EXERCISE DETAILS:
Set down each record below precisely, skipping the pictures.

DATA PROVIDED:
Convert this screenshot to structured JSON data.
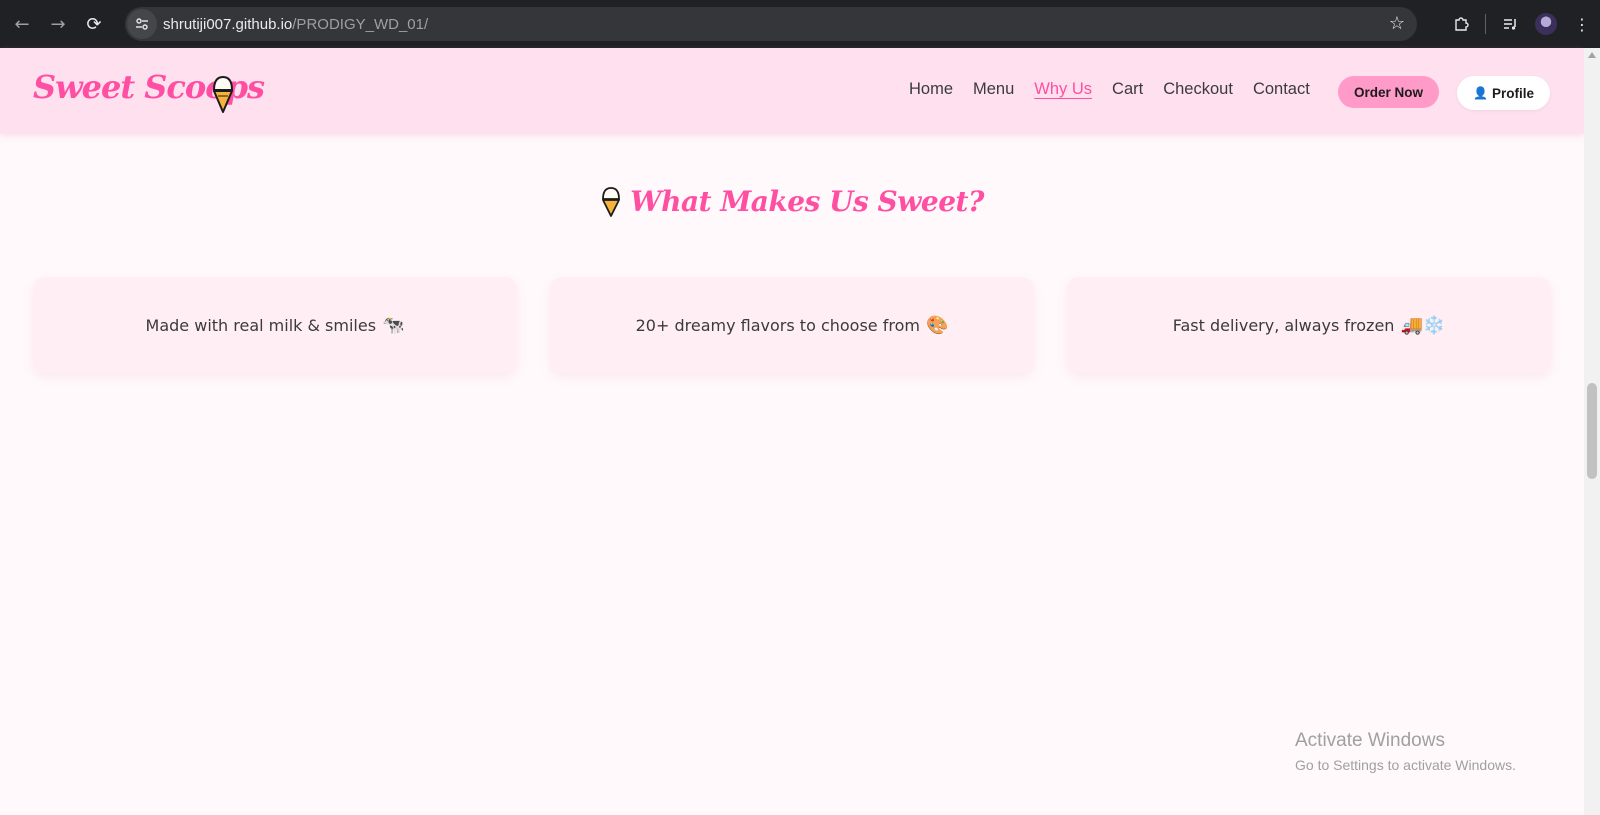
{
  "browser": {
    "url_host": "shrutiji007.github.io",
    "url_path": "/PRODIGY_WD_01/",
    "icons": [
      "back-icon",
      "forward-icon",
      "reload-icon",
      "site-settings-icon",
      "star-icon",
      "extensions-icon",
      "media-icon",
      "profile-avatar",
      "menu-icon"
    ]
  },
  "site": {
    "logo_text": "Sweet Scoops",
    "nav": [
      {
        "label": "Home"
      },
      {
        "label": "Menu"
      },
      {
        "label": "Why Us",
        "active": true
      },
      {
        "label": "Cart"
      },
      {
        "label": "Checkout"
      },
      {
        "label": "Contact"
      }
    ],
    "order_button": "Order Now",
    "profile_button": "Profile",
    "profile_icon": "👤"
  },
  "why_us": {
    "title": "What Makes Us Sweet?",
    "cards": [
      {
        "text": "Made with real milk & smiles",
        "emoji": "🐄"
      },
      {
        "text": "20+ dreamy flavors to choose from",
        "emoji": "🎨"
      },
      {
        "text": "Fast delivery, always frozen",
        "emoji": "🚚❄️"
      }
    ]
  },
  "watermark": {
    "line1": "Activate Windows",
    "line2": "Go to Settings to activate Windows."
  },
  "colors": {
    "accent": "#ff4fa3",
    "header_bg": "#ffe0ee",
    "page_bg": "#fff9fb",
    "card_bg": "#ffeff5",
    "order_button_bg": "#ff9ac9"
  }
}
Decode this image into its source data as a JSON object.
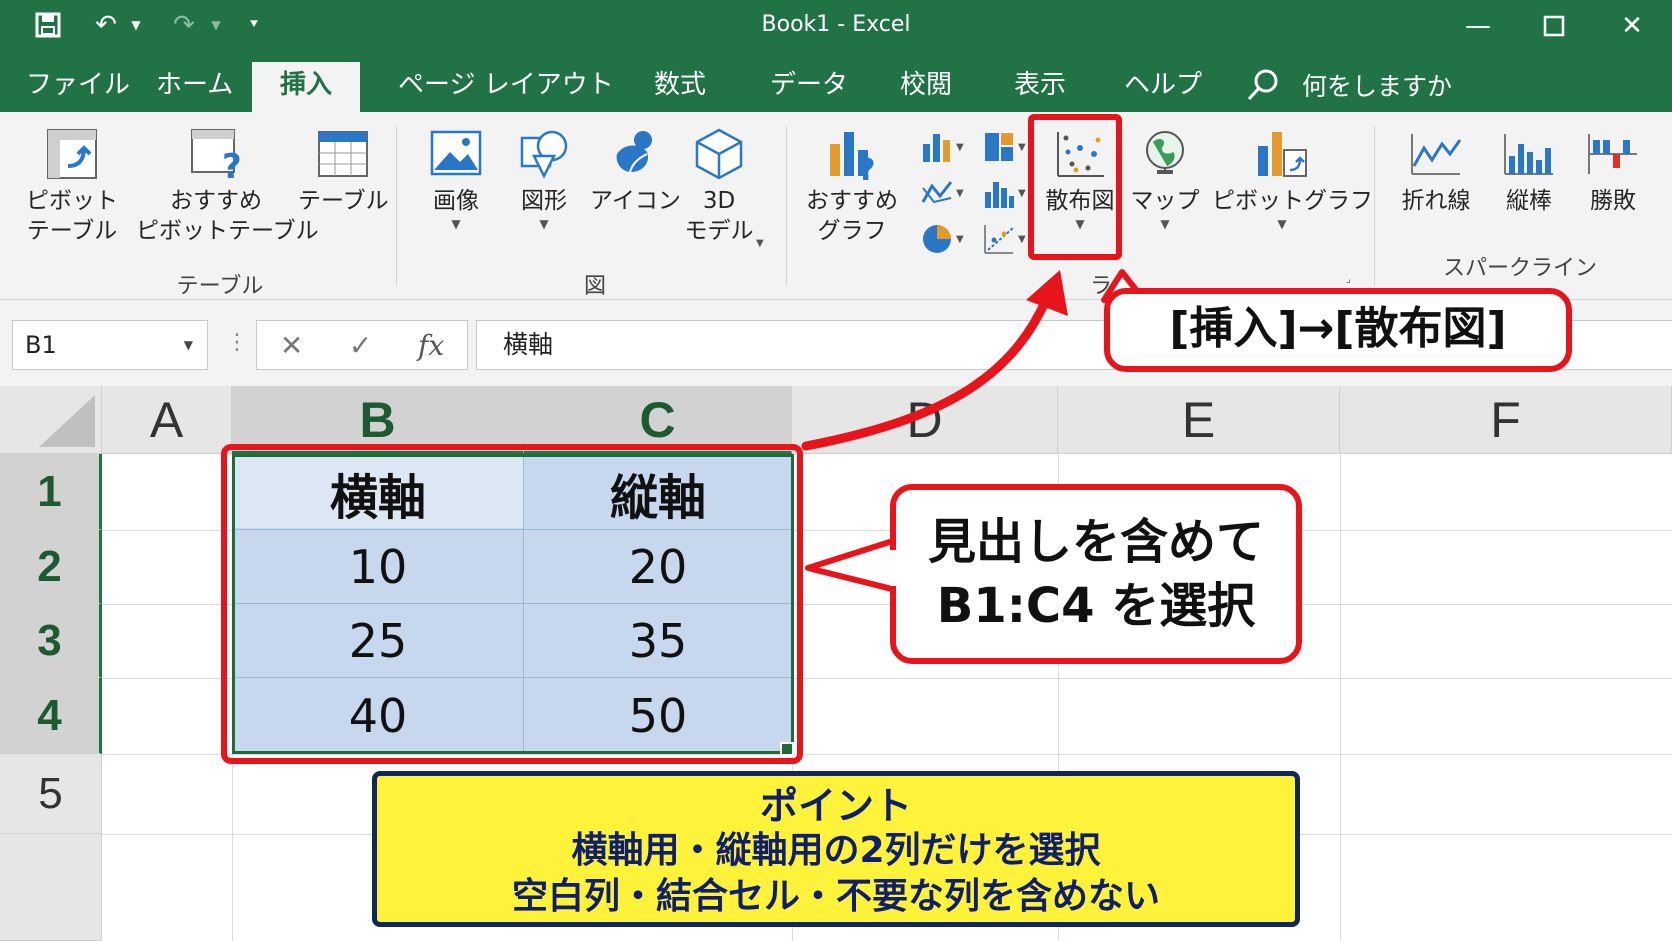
{
  "window": {
    "title": "Book1  -  Excel",
    "minimize_icon": "minimize-icon",
    "maximize_icon": "maximize-icon",
    "close_icon": "close-icon"
  },
  "qat": {
    "save_icon": "save-icon",
    "undo_icon": "undo-icon",
    "redo_icon": "redo-icon",
    "customize_icon": "customize-qat-icon"
  },
  "tabs": [
    {
      "label": "ファイル"
    },
    {
      "label": "ホーム"
    },
    {
      "label": "挿入",
      "active": true
    },
    {
      "label": "ページ レイアウト"
    },
    {
      "label": "数式"
    },
    {
      "label": "データ"
    },
    {
      "label": "校閲"
    },
    {
      "label": "表示"
    },
    {
      "label": "ヘルプ"
    }
  ],
  "tell_me": "何をしますか",
  "ribbon": {
    "pivot_table": "ピボット\nテーブル",
    "recommended_pivot": "おすすめ\nピボットテーブル",
    "table": "テーブル",
    "group_table": "テーブル",
    "image": "画像",
    "shapes": "図形",
    "icons": "アイコン",
    "model_3d": "3D\nモデル",
    "group_illustrations": "図",
    "recommended_charts": "おすすめ\nグラフ",
    "scatter": "散布図",
    "map": "マップ",
    "pivot_chart": "ピボットグラフ",
    "group_charts_partial": "ラ",
    "sparkline_line": "折れ線",
    "sparkline_column": "縦棒",
    "sparkline_winloss": "勝敗",
    "group_sparklines": "スパークライン"
  },
  "formula_bar": {
    "name_box": "B1",
    "cancel_symbol": "✕",
    "enter_symbol": "✓",
    "fx_label": "fx",
    "content": "横軸"
  },
  "sheet": {
    "columns": [
      "A",
      "B",
      "C",
      "D",
      "E",
      "F"
    ],
    "rows": [
      "1",
      "2",
      "3",
      "4",
      "5"
    ],
    "cells": {
      "B1": "横軸",
      "C1": "縦軸",
      "B2": "10",
      "C2": "20",
      "B3": "25",
      "C3": "35",
      "B4": "40",
      "C4": "50"
    }
  },
  "annotations": {
    "insert_callout": "[挿入]→[散布図]",
    "select_callout_line1": "見出しを含めて",
    "select_callout_line2": "B1:C4 を選択",
    "point_title": "ポイント",
    "point_line1": "横軸用・縦軸用の2列だけを選択",
    "point_line2": "空白列・結合セル・不要な列を含めない",
    "accent_red": "#e8141b",
    "note_yellow": "#fff23a",
    "note_navy": "#10265c"
  },
  "colors": {
    "excel_green": "#217346",
    "selection_fill": "#c6d7ee"
  }
}
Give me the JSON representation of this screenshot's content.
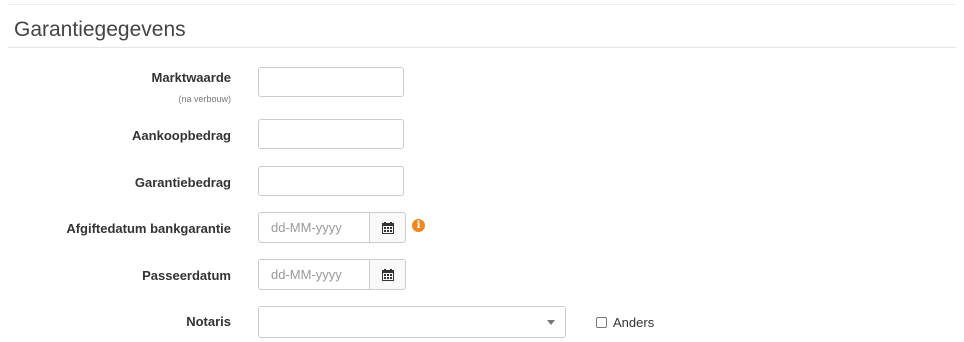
{
  "section": {
    "title": "Garantiegegevens"
  },
  "fields": {
    "marktwaarde": {
      "label": "Marktwaarde",
      "sublabel": "(na verbouw)",
      "value": ""
    },
    "aankoopbedrag": {
      "label": "Aankoopbedrag",
      "value": ""
    },
    "garantiebedrag": {
      "label": "Garantiebedrag",
      "value": ""
    },
    "afgiftedatum": {
      "label": "Afgiftedatum bankgarantie",
      "placeholder": "dd-MM-yyyy",
      "calendar_icon": "calendar-icon",
      "info_icon": "info-icon"
    },
    "passeerdatum": {
      "label": "Passeerdatum",
      "placeholder": "dd-MM-yyyy",
      "calendar_icon": "calendar-icon"
    },
    "notaris": {
      "label": "Notaris",
      "selected": "",
      "caret_icon": "caret-down-icon"
    },
    "anders": {
      "label": "Anders",
      "checked": false
    }
  },
  "colors": {
    "info_icon": "#f0861e",
    "border": "#cccccc",
    "label": "#333333"
  }
}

IN RESPONSE:
Convert this screenshot to structured JSON data.
{
  "browser": {
    "url_host": "shrutiji007.github.io",
    "url_path": "/PRODIGY_WD_01/",
    "icons": [
      "back-icon",
      "forward-icon",
      "reload-icon",
      "site-settings-icon",
      "star-icon",
      "extensions-icon",
      "media-icon",
      "profile-avatar",
      "menu-icon"
    ]
  },
  "site": {
    "logo_text": "Sweet Scoops",
    "nav": [
      {
        "label": "Home"
      },
      {
        "label": "Menu"
      },
      {
        "label": "Why Us",
        "active": true
      },
      {
        "label": "Cart"
      },
      {
        "label": "Checkout"
      },
      {
        "label": "Contact"
      }
    ],
    "order_button": "Order Now",
    "profile_button": "Profile",
    "profile_icon": "👤"
  },
  "why_us": {
    "title": "What Makes Us Sweet?",
    "cards": [
      {
        "text": "Made with real milk & smiles",
        "emoji": "🐄"
      },
      {
        "text": "20+ dreamy flavors to choose from",
        "emoji": "🎨"
      },
      {
        "text": "Fast delivery, always frozen",
        "emoji": "🚚❄️"
      }
    ]
  },
  "watermark": {
    "line1": "Activate Windows",
    "line2": "Go to Settings to activate Windows."
  },
  "colors": {
    "accent": "#ff4fa3",
    "header_bg": "#ffe0ee",
    "page_bg": "#fff9fb",
    "card_bg": "#ffeff5",
    "order_button_bg": "#ff9ac9"
  }
}
Decode this image into its source data as a JSON object.
{
  "window": {
    "title": "Book1  -  Excel",
    "minimize_icon": "minimize-icon",
    "maximize_icon": "maximize-icon",
    "close_icon": "close-icon"
  },
  "qat": {
    "save_icon": "save-icon",
    "undo_icon": "undo-icon",
    "redo_icon": "redo-icon",
    "customize_icon": "customize-qat-icon"
  },
  "tabs": [
    {
      "label": "ファイル"
    },
    {
      "label": "ホーム"
    },
    {
      "label": "挿入",
      "active": true
    },
    {
      "label": "ページ レイアウト"
    },
    {
      "label": "数式"
    },
    {
      "label": "データ"
    },
    {
      "label": "校閲"
    },
    {
      "label": "表示"
    },
    {
      "label": "ヘルプ"
    }
  ],
  "tell_me": "何をしますか",
  "ribbon": {
    "pivot_table": "ピボット\nテーブル",
    "recommended_pivot": "おすすめ\nピボットテーブル",
    "table": "テーブル",
    "group_table": "テーブル",
    "image": "画像",
    "shapes": "図形",
    "icons": "アイコン",
    "model_3d": "3D\nモデル",
    "group_illustrations": "図",
    "recommended_charts": "おすすめ\nグラフ",
    "scatter": "散布図",
    "map": "マップ",
    "pivot_chart": "ピボットグラフ",
    "group_charts_partial": "ラ",
    "sparkline_line": "折れ線",
    "sparkline_column": "縦棒",
    "sparkline_winloss": "勝敗",
    "group_sparklines": "スパークライン"
  },
  "formula_bar": {
    "name_box": "B1",
    "cancel_symbol": "✕",
    "enter_symbol": "✓",
    "fx_label": "fx",
    "content": "横軸"
  },
  "sheet": {
    "columns": [
      "A",
      "B",
      "C",
      "D",
      "E",
      "F"
    ],
    "rows": [
      "1",
      "2",
      "3",
      "4",
      "5"
    ],
    "cells": {
      "B1": "横軸",
      "C1": "縦軸",
      "B2": "10",
      "C2": "20",
      "B3": "25",
      "C3": "35",
      "B4": "40",
      "C4": "50"
    }
  },
  "annotations": {
    "insert_callout": "[挿入]→[散布図]",
    "select_callout_line1": "見出しを含めて",
    "select_callout_line2": "B1:C4 を選択",
    "point_title": "ポイント",
    "point_line1": "横軸用・縦軸用の2列だけを選択",
    "point_line2": "空白列・結合セル・不要な列を含めない",
    "accent_red": "#e8141b",
    "note_yellow": "#fff23a",
    "note_navy": "#10265c"
  },
  "colors": {
    "excel_green": "#217346",
    "selection_fill": "#c6d7ee"
  }
}
Give me the JSON representation of this screenshot's content.
{
  "section": {
    "title": "Garantiegegevens"
  },
  "fields": {
    "marktwaarde": {
      "label": "Marktwaarde",
      "sublabel": "(na verbouw)",
      "value": ""
    },
    "aankoopbedrag": {
      "label": "Aankoopbedrag",
      "value": ""
    },
    "garantiebedrag": {
      "label": "Garantiebedrag",
      "value": ""
    },
    "afgiftedatum": {
      "label": "Afgiftedatum bankgarantie",
      "placeholder": "dd-MM-yyyy",
      "calendar_icon": "calendar-icon",
      "info_icon": "info-icon"
    },
    "passeerdatum": {
      "label": "Passeerdatum",
      "placeholder": "dd-MM-yyyy",
      "calendar_icon": "calendar-icon"
    },
    "notaris": {
      "label": "Notaris",
      "selected": "",
      "caret_icon": "caret-down-icon"
    },
    "anders": {
      "label": "Anders",
      "checked": false
    }
  },
  "colors": {
    "info_icon": "#f0861e",
    "border": "#cccccc",
    "label": "#333333"
  }
}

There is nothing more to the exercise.